> **Set task**
Make an exact copy of all the records.

─── Data lines ───

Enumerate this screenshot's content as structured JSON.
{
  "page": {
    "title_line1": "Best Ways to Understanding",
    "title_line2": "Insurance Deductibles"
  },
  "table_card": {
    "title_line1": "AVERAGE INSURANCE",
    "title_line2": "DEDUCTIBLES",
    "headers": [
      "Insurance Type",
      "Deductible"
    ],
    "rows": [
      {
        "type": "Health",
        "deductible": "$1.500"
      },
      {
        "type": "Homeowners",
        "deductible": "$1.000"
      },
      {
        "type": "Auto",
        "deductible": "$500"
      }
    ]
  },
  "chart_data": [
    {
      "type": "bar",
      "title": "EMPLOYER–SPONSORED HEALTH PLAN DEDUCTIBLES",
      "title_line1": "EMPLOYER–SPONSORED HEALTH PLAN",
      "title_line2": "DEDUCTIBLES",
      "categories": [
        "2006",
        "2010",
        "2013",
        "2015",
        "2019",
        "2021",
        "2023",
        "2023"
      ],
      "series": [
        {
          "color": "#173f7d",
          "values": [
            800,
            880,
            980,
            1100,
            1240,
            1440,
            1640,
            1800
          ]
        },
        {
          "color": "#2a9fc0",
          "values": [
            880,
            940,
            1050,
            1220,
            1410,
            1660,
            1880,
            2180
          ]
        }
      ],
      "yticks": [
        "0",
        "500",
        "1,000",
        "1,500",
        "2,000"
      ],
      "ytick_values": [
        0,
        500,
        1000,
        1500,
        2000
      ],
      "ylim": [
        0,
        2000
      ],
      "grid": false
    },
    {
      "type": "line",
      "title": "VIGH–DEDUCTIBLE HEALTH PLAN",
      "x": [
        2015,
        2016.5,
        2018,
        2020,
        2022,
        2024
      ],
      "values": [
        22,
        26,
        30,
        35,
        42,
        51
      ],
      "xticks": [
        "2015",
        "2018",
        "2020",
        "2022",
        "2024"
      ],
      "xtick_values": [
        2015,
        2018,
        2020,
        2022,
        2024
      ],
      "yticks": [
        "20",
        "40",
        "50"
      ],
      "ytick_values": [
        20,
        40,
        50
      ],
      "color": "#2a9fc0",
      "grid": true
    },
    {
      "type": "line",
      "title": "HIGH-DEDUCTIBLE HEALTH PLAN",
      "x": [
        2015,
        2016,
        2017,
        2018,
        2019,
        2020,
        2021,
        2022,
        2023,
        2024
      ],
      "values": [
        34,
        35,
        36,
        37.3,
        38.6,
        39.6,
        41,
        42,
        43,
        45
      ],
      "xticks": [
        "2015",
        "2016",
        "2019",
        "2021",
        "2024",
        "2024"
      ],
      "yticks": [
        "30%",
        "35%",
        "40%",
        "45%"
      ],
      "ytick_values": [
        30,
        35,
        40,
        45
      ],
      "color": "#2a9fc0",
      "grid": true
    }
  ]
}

───

> **Expected output**
Enumerate this screenshot's content as structured JSON.
{
  "page": {
    "title_line1": "Best Ways to Understanding",
    "title_line2": "Insurance Deductibles"
  },
  "table_card": {
    "title_line1": "AVERAGE INSURANCE",
    "title_line2": "DEDUCTIBLES",
    "headers": [
      "Insurance Type",
      "Deductible"
    ],
    "rows": [
      {
        "type": "Health",
        "deductible": "$1.500"
      },
      {
        "type": "Homeowners",
        "deductible": "$1.000"
      },
      {
        "type": "Auto",
        "deductible": "$500"
      }
    ]
  },
  "chart_data": [
    {
      "type": "bar",
      "title": "EMPLOYER–SPONSORED HEALTH PLAN DEDUCTIBLES",
      "title_line1": "EMPLOYER–SPONSORED HEALTH PLAN",
      "title_line2": "DEDUCTIBLES",
      "categories": [
        "2006",
        "2010",
        "2013",
        "2015",
        "2019",
        "2021",
        "2023",
        "2023"
      ],
      "series": [
        {
          "color": "#173f7d",
          "values": [
            800,
            880,
            980,
            1100,
            1240,
            1440,
            1640,
            1800
          ]
        },
        {
          "color": "#2a9fc0",
          "values": [
            880,
            940,
            1050,
            1220,
            1410,
            1660,
            1880,
            2180
          ]
        }
      ],
      "yticks": [
        "0",
        "500",
        "1,000",
        "1,500",
        "2,000"
      ],
      "ytick_values": [
        0,
        500,
        1000,
        1500,
        2000
      ],
      "ylim": [
        0,
        2000
      ],
      "grid": false
    },
    {
      "type": "line",
      "title": "VIGH–DEDUCTIBLE HEALTH PLAN",
      "x": [
        2015,
        2016.5,
        2018,
        2020,
        2022,
        2024
      ],
      "values": [
        22,
        26,
        30,
        35,
        42,
        51
      ],
      "xticks": [
        "2015",
        "2018",
        "2020",
        "2022",
        "2024"
      ],
      "xtick_values": [
        2015,
        2018,
        2020,
        2022,
        2024
      ],
      "yticks": [
        "20",
        "40",
        "50"
      ],
      "ytick_values": [
        20,
        40,
        50
      ],
      "color": "#2a9fc0",
      "grid": true
    },
    {
      "type": "line",
      "title": "HIGH-DEDUCTIBLE HEALTH PLAN",
      "x": [
        2015,
        2016,
        2017,
        2018,
        2019,
        2020,
        2021,
        2022,
        2023,
        2024
      ],
      "values": [
        34,
        35,
        36,
        37.3,
        38.6,
        39.6,
        41,
        42,
        43,
        45
      ],
      "xticks": [
        "2015",
        "2016",
        "2019",
        "2021",
        "2024",
        "2024"
      ],
      "yticks": [
        "30%",
        "35%",
        "40%",
        "45%"
      ],
      "ytick_values": [
        30,
        35,
        40,
        45
      ],
      "color": "#2a9fc0",
      "grid": true
    }
  ]
}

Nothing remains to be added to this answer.